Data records
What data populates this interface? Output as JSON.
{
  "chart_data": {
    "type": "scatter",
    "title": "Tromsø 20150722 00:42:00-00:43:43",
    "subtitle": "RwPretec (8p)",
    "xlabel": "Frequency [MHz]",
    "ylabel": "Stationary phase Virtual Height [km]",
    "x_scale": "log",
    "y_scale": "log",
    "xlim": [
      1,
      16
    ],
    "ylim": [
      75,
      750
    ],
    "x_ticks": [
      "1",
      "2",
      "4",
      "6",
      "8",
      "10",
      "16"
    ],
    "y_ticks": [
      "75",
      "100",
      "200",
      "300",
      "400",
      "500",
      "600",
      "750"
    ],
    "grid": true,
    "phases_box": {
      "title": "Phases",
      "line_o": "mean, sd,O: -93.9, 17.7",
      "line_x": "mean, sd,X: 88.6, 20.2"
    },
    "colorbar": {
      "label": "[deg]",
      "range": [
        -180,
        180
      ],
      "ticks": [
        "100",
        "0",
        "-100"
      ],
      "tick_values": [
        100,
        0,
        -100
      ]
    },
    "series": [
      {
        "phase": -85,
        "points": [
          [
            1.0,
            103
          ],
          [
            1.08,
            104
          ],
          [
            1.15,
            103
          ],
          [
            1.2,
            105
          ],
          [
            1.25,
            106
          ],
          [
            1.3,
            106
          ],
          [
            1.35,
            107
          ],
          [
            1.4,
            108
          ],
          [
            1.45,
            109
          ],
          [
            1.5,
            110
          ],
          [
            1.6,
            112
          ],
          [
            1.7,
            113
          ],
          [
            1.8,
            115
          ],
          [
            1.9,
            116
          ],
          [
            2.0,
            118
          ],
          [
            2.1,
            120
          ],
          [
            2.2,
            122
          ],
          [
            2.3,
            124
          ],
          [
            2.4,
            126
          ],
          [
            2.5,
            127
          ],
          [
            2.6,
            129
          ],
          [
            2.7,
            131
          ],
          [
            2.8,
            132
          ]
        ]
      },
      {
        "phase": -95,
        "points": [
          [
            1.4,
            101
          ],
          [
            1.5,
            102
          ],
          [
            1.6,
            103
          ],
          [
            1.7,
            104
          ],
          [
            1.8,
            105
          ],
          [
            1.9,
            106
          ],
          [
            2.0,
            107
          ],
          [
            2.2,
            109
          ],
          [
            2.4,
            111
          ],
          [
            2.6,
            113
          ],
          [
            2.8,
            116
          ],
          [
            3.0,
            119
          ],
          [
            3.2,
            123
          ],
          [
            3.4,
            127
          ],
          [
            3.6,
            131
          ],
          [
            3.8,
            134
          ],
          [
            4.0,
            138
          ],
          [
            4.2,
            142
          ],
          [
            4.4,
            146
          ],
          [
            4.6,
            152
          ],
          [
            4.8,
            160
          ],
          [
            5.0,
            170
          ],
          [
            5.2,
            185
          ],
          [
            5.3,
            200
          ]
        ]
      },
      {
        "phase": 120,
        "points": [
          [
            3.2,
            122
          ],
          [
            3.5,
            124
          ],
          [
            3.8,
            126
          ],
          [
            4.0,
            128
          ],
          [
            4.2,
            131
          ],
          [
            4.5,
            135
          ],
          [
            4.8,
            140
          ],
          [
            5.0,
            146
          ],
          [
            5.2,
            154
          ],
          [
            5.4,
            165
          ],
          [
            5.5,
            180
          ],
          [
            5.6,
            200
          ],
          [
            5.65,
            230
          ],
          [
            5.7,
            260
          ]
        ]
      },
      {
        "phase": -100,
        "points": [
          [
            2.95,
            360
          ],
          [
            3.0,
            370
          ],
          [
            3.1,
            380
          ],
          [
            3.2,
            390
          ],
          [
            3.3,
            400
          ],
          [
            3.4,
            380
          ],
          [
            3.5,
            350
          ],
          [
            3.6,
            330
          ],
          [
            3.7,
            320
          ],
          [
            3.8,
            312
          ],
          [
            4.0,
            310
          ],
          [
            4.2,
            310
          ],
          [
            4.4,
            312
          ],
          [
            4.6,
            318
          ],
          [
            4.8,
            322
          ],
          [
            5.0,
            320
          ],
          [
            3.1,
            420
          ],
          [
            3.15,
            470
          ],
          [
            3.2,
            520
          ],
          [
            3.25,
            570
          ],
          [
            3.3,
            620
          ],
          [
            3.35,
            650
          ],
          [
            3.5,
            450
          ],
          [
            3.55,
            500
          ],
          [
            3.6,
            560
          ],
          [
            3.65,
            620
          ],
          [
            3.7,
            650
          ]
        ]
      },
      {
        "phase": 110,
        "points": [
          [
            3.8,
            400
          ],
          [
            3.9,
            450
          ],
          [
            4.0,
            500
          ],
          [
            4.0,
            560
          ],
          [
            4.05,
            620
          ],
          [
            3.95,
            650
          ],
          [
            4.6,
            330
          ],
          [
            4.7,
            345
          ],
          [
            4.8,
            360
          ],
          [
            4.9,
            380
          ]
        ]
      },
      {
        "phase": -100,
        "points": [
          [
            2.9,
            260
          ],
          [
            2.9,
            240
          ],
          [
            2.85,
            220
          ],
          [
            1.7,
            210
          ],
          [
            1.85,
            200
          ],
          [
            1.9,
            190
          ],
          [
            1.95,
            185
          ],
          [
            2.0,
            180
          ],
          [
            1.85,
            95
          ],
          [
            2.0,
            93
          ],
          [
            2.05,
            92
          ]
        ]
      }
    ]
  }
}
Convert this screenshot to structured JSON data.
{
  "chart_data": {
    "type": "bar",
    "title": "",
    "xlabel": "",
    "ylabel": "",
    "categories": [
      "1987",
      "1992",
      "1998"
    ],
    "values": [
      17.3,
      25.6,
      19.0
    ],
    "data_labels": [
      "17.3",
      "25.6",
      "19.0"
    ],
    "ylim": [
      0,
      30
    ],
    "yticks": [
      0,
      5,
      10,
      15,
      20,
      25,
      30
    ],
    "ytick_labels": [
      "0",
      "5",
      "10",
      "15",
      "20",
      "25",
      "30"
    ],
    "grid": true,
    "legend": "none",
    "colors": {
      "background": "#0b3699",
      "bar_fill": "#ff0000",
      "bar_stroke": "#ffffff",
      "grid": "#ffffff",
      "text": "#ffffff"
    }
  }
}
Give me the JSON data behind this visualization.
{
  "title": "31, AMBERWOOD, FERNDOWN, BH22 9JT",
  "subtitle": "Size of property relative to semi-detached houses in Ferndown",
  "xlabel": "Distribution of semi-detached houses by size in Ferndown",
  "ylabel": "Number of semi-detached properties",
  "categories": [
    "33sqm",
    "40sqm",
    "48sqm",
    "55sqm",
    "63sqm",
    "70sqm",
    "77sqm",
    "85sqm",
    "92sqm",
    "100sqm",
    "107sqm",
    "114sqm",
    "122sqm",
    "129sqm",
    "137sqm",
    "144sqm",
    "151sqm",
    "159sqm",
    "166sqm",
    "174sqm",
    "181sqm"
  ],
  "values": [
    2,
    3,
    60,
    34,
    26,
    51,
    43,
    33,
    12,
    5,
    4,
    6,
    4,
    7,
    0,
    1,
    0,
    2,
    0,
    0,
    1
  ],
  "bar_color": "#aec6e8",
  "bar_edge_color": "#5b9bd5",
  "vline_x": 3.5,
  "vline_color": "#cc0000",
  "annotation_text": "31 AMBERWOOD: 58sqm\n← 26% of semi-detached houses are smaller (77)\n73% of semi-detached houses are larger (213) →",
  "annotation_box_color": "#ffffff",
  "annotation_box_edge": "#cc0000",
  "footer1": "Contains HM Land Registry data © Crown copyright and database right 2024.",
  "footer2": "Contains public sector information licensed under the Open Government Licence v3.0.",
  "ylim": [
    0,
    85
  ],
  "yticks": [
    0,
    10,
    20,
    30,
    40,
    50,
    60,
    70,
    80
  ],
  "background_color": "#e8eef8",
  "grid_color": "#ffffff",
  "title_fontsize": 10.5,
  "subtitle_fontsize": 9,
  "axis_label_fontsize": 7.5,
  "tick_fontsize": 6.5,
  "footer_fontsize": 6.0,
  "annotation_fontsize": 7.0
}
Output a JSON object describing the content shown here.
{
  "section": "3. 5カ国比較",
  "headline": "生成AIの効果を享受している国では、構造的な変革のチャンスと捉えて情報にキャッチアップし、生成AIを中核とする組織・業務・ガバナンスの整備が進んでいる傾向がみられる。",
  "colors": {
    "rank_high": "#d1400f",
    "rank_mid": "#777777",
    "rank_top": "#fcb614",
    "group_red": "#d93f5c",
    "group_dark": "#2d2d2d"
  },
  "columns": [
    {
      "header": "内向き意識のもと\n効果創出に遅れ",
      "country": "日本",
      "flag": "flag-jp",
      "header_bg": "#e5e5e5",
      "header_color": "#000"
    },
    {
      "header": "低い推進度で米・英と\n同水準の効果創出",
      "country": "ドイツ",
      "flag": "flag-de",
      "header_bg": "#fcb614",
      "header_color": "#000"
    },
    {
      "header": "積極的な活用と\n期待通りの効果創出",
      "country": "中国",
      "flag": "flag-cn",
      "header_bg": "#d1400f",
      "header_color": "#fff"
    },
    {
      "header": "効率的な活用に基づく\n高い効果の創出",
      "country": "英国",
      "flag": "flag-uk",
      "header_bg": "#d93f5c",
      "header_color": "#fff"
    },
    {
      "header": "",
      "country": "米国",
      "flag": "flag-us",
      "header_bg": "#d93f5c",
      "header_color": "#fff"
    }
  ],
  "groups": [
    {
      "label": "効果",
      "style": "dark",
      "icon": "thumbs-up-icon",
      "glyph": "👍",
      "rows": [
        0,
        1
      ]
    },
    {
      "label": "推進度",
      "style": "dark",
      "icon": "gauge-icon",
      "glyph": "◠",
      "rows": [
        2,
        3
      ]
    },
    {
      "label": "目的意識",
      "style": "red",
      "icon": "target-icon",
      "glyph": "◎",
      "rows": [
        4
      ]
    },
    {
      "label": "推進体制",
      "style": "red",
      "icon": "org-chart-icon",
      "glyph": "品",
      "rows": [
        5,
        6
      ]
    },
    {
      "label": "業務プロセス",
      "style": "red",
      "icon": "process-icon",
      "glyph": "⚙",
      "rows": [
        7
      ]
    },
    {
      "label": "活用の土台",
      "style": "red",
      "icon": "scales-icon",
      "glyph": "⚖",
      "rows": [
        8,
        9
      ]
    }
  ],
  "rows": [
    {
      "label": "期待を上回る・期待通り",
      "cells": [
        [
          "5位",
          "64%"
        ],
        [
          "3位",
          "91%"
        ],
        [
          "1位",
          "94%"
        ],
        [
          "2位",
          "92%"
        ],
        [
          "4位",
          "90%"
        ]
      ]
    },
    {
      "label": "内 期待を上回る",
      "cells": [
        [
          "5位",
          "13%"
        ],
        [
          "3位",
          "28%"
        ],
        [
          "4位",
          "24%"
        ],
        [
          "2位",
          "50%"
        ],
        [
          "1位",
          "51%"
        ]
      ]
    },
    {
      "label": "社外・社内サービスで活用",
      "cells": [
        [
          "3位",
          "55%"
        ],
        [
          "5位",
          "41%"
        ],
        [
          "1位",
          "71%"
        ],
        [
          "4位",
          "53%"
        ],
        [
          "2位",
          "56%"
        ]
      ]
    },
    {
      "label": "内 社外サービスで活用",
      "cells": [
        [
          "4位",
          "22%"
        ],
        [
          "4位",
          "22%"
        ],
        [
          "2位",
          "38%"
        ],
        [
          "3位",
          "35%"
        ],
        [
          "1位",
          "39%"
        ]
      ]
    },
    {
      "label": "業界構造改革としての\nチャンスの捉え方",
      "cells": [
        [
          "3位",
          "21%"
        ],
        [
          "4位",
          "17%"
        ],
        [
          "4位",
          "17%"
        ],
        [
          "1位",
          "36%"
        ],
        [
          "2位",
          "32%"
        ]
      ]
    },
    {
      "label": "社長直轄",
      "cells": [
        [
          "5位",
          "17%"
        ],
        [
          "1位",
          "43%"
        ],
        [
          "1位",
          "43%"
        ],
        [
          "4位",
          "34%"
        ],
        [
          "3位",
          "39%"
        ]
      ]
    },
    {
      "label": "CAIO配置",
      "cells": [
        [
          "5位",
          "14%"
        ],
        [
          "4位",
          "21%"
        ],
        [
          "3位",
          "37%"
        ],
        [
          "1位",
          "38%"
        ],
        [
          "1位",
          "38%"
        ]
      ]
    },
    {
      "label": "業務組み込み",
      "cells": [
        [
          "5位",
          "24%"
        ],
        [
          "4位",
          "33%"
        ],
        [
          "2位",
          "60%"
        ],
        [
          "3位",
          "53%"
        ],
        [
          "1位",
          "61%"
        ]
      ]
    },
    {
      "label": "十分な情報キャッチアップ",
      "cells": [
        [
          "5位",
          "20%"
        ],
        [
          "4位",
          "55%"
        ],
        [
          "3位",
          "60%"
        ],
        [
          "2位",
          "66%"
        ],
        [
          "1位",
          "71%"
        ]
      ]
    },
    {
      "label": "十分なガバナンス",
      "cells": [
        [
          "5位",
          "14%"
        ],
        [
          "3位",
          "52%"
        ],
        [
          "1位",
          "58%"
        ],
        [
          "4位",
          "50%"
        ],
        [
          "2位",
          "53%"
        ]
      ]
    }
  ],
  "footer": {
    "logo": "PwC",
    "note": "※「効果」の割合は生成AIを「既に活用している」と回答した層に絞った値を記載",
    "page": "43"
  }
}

#### Problem description
Look over the records above and copy each line that includes the string "this".

#### Response to the task
What data populates this interface? Output as JSON.
Convert this screenshot to structured JSON data.
Give me the JSON data behind this visualization.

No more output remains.